▸ **Required work**
Can you transcribe every line exactly and leave the pictures behind?

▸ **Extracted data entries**
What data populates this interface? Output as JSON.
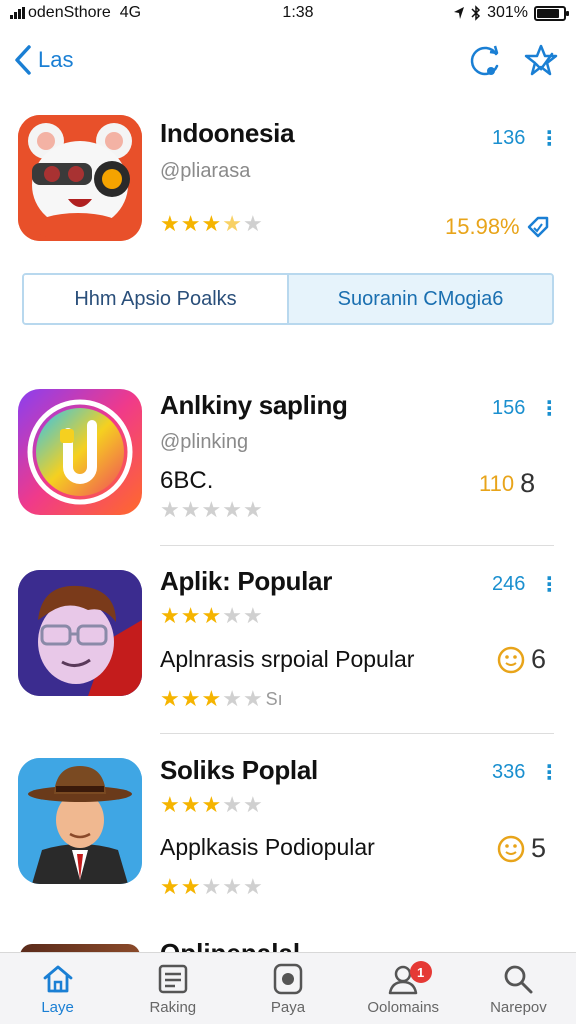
{
  "status": {
    "carrier": "odenSthore",
    "network": "4G",
    "time": "1:38",
    "battery": "301%",
    "battery_level": 0.85
  },
  "nav": {
    "back_label": "Las"
  },
  "featured": {
    "title": "Indoonesia",
    "subtitle": "@pliarasa",
    "count": "136",
    "rating": 3.5,
    "right_value": "15.98%"
  },
  "segment": {
    "left_label": "Hhm Apsio Poalks",
    "right_label": "Suoranin  CMogia6"
  },
  "apps": [
    {
      "title": "Anlkiny sapling",
      "subtitle": "@plinking",
      "detail": "6BC.",
      "count": "156",
      "rating": 0,
      "right_value": "110",
      "right_num": "8"
    },
    {
      "title": "Aplik: Popular",
      "desc": "Aplnrasis srpoial Popular",
      "count": "246",
      "rating": 3,
      "rating2": 3,
      "rating2_suffix": "Sı",
      "right_num": "6"
    },
    {
      "title": "Soliks Poplal",
      "desc": "Applkasis Podiopular",
      "count": "336",
      "rating": 3,
      "rating2": 2,
      "right_num": "5"
    }
  ],
  "peek_title": "Oplinenalal",
  "tabs": [
    {
      "label": "Laye",
      "icon": "home-icon",
      "active": true
    },
    {
      "label": "Raking",
      "icon": "list-icon",
      "active": false
    },
    {
      "label": "Paya",
      "icon": "pay-icon",
      "active": false
    },
    {
      "label": "Oolomains",
      "icon": "user-icon",
      "active": false,
      "badge": "1"
    },
    {
      "label": "Narepov",
      "icon": "search-icon",
      "active": false
    }
  ],
  "colors": {
    "accent": "#1a7fd4",
    "star": "#f5b400",
    "badge": "#e53935",
    "count": "#1a8fcf"
  }
}
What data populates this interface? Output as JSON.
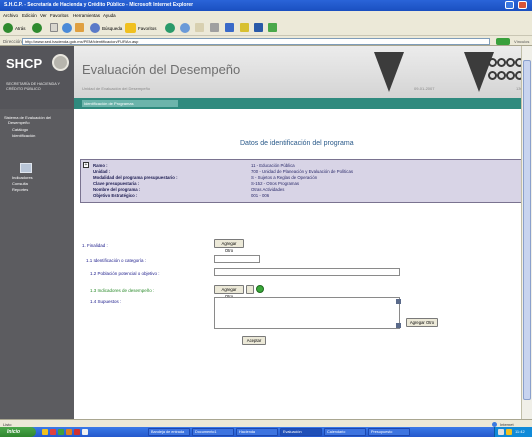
{
  "window": {
    "title": "S.H.C.P. - Secretaría de Hacienda y Crédito Público - Microsoft Internet Explorer",
    "menu": [
      "Archivo",
      "Edición",
      "Ver",
      "Favoritos",
      "Herramientas",
      "Ayuda"
    ],
    "toolbar": {
      "back": "Atrás",
      "search": "Búsqueda",
      "favorites": "Favoritos"
    },
    "address_label": "Dirección",
    "address_url": "http://www.sed.hacienda.gob.mx/PEM/identificacion/FURAn.asp",
    "go_label": "Ir",
    "links_label": "Vínculos"
  },
  "header": {
    "logo_text": "SHCP",
    "logo_subtitle": "SECRETARÍA DE HACIENDA Y CRÉDITO PÚBLICO",
    "app_title": "Evaluación del Desempeño",
    "subtitle": "Unidad de Evaluación del Desempeño",
    "date": "09-01-2007",
    "page_num": "1306",
    "breadcrumb": "Identificación de Programas"
  },
  "sidebar": {
    "items": [
      "Sistema de Evaluación del",
      "Desempeño",
      "Catálogo",
      "Identificación",
      "Indicadores",
      "Consulta",
      "Reportes"
    ]
  },
  "main": {
    "heading": "Datos de identificación del programa",
    "info": [
      {
        "key": "Ramo :",
        "value": "11 - Educación Pública"
      },
      {
        "key": "Unidad :",
        "value": "700 - Unidad de Planeación y Evaluación de Políticas"
      },
      {
        "key": "Modalidad del programa presupuestario :",
        "value": "S - Sujetos a Reglas de Operación"
      },
      {
        "key": "Clave presupuestaria :",
        "value": "S-152 - Otros Programas"
      },
      {
        "key": "Nombre del programa :",
        "value": "Otras Actividades"
      },
      {
        "key": "Objetivo Estratégico :",
        "value": "001 - 006"
      }
    ],
    "form": {
      "field1_label": "1. Finalidad :",
      "add_button": "Agregar Otro",
      "field2_label": "1.1 Identificación o categoría :",
      "field3_label": "1.2 Población potencial o objetivo :",
      "field4_label": "1.3 Indicadores de desempeño :",
      "add_button_2": "Agregar Otro",
      "field5_label": "1.4 Supuestos :",
      "add_button_3": "Agregar Otro",
      "accept_button": "Aceptar"
    }
  },
  "status": {
    "text": "Listo",
    "zone": "Internet"
  },
  "taskbar": {
    "start": "Inicio",
    "tasks": [
      "Bandeja de entrada",
      "Documento1",
      "Hacienda",
      "Evaluación",
      "Calendario",
      "Presupuesto"
    ],
    "clock": "11:42"
  }
}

▸ **Response to the task**
What data populates this interface? Output as JSON.
{
  "status": {
    "carrier": "odenSthore",
    "network": "4G",
    "time": "1:38",
    "battery": "301%",
    "battery_level": 0.85
  },
  "nav": {
    "back_label": "Las"
  },
  "featured": {
    "title": "Indoonesia",
    "subtitle": "@pliarasa",
    "count": "136",
    "rating": 3.5,
    "right_value": "15.98%"
  },
  "segment": {
    "left_label": "Hhm Apsio Poalks",
    "right_label": "Suoranin  CMogia6"
  },
  "apps": [
    {
      "title": "Anlkiny sapling",
      "subtitle": "@plinking",
      "detail": "6BC.",
      "count": "156",
      "rating": 0,
      "right_value": "110",
      "right_num": "8"
    },
    {
      "title": "Aplik: Popular",
      "desc": "Aplnrasis srpoial Popular",
      "count": "246",
      "rating": 3,
      "rating2": 3,
      "rating2_suffix": "Sı",
      "right_num": "6"
    },
    {
      "title": "Soliks Poplal",
      "desc": "Applkasis Podiopular",
      "count": "336",
      "rating": 3,
      "rating2": 2,
      "right_num": "5"
    }
  ],
  "peek_title": "Oplinenalal",
  "tabs": [
    {
      "label": "Laye",
      "icon": "home-icon",
      "active": true
    },
    {
      "label": "Raking",
      "icon": "list-icon",
      "active": false
    },
    {
      "label": "Paya",
      "icon": "pay-icon",
      "active": false
    },
    {
      "label": "Oolomains",
      "icon": "user-icon",
      "active": false,
      "badge": "1"
    },
    {
      "label": "Narepov",
      "icon": "search-icon",
      "active": false
    }
  ],
  "colors": {
    "accent": "#1a7fd4",
    "star": "#f5b400",
    "badge": "#e53935",
    "count": "#1a8fcf"
  }
}
What data populates this interface? Output as JSON.
{
  "window": {
    "title": "S.H.C.P. - Secretaría de Hacienda y Crédito Público - Microsoft Internet Explorer",
    "menu": [
      "Archivo",
      "Edición",
      "Ver",
      "Favoritos",
      "Herramientas",
      "Ayuda"
    ],
    "toolbar": {
      "back": "Atrás",
      "search": "Búsqueda",
      "favorites": "Favoritos"
    },
    "address_label": "Dirección",
    "address_url": "http://www.sed.hacienda.gob.mx/PEM/identificacion/FURAn.asp",
    "go_label": "Ir",
    "links_label": "Vínculos"
  },
  "header": {
    "logo_text": "SHCP",
    "logo_subtitle": "SECRETARÍA DE HACIENDA Y CRÉDITO PÚBLICO",
    "app_title": "Evaluación del Desempeño",
    "subtitle": "Unidad de Evaluación del Desempeño",
    "date": "09-01-2007",
    "page_num": "1306",
    "breadcrumb": "Identificación de Programas"
  },
  "sidebar": {
    "items": [
      "Sistema de Evaluación del",
      "Desempeño",
      "Catálogo",
      "Identificación",
      "Indicadores",
      "Consulta",
      "Reportes"
    ]
  },
  "main": {
    "heading": "Datos de identificación del programa",
    "info": [
      {
        "key": "Ramo :",
        "value": "11 - Educación Pública"
      },
      {
        "key": "Unidad :",
        "value": "700 - Unidad de Planeación y Evaluación de Políticas"
      },
      {
        "key": "Modalidad del programa presupuestario :",
        "value": "S - Sujetos a Reglas de Operación"
      },
      {
        "key": "Clave presupuestaria :",
        "value": "S-152 - Otros Programas"
      },
      {
        "key": "Nombre del programa :",
        "value": "Otras Actividades"
      },
      {
        "key": "Objetivo Estratégico :",
        "value": "001 - 006"
      }
    ],
    "form": {
      "field1_label": "1. Finalidad :",
      "add_button": "Agregar Otro",
      "field2_label": "1.1 Identificación o categoría :",
      "field3_label": "1.2 Población potencial o objetivo :",
      "field4_label": "1.3 Indicadores de desempeño :",
      "add_button_2": "Agregar Otro",
      "field5_label": "1.4 Supuestos :",
      "add_button_3": "Agregar Otro",
      "accept_button": "Aceptar"
    }
  },
  "status": {
    "text": "Listo",
    "zone": "Internet"
  },
  "taskbar": {
    "start": "Inicio",
    "tasks": [
      "Bandeja de entrada",
      "Documento1",
      "Hacienda",
      "Evaluación",
      "Calendario",
      "Presupuesto"
    ],
    "clock": "11:42"
  }
}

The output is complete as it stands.